WORK TO COMPLETE:
Check the listing below line by line and report how many lines hold "accent", with no other words.

(Data items)
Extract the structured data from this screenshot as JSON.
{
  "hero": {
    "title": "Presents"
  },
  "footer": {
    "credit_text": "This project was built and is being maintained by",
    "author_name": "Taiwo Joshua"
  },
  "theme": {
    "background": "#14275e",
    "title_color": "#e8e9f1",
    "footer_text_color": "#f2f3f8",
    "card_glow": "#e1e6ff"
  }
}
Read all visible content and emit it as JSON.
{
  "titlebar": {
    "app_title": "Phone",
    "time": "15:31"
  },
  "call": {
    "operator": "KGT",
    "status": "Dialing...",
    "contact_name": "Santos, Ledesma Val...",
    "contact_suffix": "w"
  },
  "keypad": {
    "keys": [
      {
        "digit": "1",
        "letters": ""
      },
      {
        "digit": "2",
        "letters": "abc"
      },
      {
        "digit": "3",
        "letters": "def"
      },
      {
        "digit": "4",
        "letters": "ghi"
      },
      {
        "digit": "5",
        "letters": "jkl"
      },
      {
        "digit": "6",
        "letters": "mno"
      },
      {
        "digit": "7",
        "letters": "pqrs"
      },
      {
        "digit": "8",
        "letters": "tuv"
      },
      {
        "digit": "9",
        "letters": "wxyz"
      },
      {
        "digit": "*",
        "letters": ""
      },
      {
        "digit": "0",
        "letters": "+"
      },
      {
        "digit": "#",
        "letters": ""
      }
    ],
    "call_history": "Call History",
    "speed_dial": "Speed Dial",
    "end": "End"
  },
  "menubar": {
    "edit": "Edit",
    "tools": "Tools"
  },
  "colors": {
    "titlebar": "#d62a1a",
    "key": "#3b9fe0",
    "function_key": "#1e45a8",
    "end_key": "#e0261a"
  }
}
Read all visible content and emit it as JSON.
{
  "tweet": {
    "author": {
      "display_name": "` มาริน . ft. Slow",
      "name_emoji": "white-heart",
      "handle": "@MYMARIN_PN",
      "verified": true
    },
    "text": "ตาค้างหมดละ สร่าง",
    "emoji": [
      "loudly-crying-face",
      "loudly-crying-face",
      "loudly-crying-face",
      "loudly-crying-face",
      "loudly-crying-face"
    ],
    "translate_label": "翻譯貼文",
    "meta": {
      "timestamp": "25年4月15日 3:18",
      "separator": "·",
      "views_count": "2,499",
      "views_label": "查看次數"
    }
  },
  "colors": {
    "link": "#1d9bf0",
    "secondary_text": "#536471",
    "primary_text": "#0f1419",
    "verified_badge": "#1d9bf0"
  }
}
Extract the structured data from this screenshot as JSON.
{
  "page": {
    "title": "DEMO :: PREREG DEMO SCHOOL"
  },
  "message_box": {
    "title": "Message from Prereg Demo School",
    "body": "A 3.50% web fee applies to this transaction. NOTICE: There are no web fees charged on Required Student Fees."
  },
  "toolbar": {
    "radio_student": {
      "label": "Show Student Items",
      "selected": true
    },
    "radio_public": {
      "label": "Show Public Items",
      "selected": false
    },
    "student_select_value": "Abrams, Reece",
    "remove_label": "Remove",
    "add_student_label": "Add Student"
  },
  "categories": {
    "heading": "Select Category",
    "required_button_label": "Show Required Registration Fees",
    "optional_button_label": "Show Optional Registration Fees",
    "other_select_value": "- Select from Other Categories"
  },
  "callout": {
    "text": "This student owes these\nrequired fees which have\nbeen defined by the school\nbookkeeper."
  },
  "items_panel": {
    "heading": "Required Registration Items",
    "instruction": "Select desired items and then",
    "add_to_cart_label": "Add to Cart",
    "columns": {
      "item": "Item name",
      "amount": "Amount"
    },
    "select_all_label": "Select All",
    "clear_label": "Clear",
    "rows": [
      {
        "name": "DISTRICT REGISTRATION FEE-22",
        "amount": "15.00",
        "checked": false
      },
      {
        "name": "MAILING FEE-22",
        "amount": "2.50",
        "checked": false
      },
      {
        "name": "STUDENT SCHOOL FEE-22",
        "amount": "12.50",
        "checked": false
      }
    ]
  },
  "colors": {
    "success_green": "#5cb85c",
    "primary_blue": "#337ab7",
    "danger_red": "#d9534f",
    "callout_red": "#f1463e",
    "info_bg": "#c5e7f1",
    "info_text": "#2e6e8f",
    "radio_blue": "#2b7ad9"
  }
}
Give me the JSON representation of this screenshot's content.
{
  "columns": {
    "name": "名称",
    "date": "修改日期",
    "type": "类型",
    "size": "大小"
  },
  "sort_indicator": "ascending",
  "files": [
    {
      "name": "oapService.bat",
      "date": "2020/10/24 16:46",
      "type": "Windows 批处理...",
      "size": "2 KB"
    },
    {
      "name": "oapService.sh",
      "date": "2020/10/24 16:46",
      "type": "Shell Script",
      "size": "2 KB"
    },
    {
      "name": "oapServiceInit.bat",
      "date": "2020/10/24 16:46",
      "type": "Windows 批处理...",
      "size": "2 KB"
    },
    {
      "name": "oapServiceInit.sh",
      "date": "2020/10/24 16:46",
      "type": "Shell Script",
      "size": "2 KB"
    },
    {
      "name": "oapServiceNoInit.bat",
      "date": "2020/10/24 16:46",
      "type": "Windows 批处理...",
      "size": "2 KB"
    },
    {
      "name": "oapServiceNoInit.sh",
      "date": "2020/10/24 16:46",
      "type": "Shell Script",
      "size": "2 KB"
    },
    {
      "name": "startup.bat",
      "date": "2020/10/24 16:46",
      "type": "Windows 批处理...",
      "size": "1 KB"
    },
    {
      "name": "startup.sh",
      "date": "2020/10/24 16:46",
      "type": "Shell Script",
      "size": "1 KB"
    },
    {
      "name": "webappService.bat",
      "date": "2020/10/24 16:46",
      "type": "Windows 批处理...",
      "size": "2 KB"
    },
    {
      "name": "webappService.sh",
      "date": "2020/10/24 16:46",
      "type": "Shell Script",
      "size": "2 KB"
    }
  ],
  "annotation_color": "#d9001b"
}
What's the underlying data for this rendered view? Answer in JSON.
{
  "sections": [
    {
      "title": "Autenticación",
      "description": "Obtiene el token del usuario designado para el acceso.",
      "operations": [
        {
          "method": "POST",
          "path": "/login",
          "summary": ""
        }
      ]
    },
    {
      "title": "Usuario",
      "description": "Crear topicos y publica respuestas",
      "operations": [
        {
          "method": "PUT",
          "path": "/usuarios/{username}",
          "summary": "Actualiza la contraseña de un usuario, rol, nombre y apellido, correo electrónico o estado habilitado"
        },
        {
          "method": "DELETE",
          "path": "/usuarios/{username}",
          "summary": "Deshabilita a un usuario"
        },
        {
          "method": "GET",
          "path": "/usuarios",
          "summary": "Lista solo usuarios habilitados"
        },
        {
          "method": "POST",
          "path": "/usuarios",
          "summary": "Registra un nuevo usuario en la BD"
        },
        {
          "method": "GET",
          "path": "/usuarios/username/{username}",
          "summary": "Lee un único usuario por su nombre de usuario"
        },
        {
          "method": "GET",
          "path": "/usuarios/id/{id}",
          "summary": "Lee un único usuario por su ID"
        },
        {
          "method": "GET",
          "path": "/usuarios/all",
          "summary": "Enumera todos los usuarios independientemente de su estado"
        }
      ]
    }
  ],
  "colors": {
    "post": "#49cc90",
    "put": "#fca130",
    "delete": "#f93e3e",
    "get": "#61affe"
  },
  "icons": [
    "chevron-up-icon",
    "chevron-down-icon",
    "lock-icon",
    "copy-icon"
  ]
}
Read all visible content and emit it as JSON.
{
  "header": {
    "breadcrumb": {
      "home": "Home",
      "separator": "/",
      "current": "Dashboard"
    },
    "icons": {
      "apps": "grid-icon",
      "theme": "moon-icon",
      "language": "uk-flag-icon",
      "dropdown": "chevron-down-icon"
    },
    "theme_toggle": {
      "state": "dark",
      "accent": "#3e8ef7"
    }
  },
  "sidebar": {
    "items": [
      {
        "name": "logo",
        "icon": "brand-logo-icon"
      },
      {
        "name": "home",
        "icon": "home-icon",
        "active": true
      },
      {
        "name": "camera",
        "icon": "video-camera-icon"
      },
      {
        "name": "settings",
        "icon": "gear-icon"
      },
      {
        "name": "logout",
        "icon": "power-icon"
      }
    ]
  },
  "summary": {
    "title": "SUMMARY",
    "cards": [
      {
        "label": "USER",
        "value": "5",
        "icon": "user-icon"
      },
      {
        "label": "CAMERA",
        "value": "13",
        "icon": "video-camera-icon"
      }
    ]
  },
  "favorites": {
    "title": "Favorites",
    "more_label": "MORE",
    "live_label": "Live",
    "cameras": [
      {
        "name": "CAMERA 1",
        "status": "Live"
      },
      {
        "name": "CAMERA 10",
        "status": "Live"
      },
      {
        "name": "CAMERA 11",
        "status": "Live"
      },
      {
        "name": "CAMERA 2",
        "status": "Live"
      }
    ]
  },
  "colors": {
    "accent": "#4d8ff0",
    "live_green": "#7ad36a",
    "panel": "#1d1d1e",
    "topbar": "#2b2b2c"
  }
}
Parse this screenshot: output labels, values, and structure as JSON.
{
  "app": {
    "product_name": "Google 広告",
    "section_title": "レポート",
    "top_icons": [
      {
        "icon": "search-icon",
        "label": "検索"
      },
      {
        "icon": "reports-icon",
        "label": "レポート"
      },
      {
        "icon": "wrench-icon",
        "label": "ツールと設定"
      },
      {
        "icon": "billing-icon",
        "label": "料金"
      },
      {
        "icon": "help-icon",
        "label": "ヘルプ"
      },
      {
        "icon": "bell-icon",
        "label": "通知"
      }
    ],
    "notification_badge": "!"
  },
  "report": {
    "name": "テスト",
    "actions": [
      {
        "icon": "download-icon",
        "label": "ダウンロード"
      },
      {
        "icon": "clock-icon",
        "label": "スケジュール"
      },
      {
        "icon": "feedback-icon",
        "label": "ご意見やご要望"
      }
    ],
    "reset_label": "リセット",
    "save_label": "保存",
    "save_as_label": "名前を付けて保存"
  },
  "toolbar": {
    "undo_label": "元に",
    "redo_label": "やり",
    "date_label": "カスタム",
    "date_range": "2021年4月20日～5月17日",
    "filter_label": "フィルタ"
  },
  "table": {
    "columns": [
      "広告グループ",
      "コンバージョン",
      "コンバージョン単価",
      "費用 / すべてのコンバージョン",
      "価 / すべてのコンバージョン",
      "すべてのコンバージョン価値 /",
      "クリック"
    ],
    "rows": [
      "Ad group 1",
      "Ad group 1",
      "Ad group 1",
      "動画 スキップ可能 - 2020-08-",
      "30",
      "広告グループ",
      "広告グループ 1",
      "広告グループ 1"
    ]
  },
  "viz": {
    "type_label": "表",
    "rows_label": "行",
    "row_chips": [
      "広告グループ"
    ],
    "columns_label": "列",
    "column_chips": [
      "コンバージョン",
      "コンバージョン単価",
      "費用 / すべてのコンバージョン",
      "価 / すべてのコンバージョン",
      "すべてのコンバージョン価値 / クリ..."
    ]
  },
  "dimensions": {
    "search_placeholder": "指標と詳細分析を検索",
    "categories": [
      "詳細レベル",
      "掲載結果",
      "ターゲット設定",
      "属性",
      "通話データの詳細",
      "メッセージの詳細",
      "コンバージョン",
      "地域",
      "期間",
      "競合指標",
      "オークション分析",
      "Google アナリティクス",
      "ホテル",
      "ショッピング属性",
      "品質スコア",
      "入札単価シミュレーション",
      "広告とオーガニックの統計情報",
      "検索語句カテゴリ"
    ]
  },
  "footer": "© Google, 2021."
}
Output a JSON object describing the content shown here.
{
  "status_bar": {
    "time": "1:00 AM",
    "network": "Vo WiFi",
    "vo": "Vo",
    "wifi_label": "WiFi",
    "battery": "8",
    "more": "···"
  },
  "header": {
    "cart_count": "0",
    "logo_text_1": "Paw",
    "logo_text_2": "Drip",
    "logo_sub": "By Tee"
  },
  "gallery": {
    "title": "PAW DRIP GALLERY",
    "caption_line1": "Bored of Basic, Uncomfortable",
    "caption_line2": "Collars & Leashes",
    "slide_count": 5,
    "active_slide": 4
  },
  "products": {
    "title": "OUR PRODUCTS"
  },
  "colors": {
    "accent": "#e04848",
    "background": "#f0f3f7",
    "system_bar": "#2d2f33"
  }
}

ANSWER TO THIS EXERCISE:
3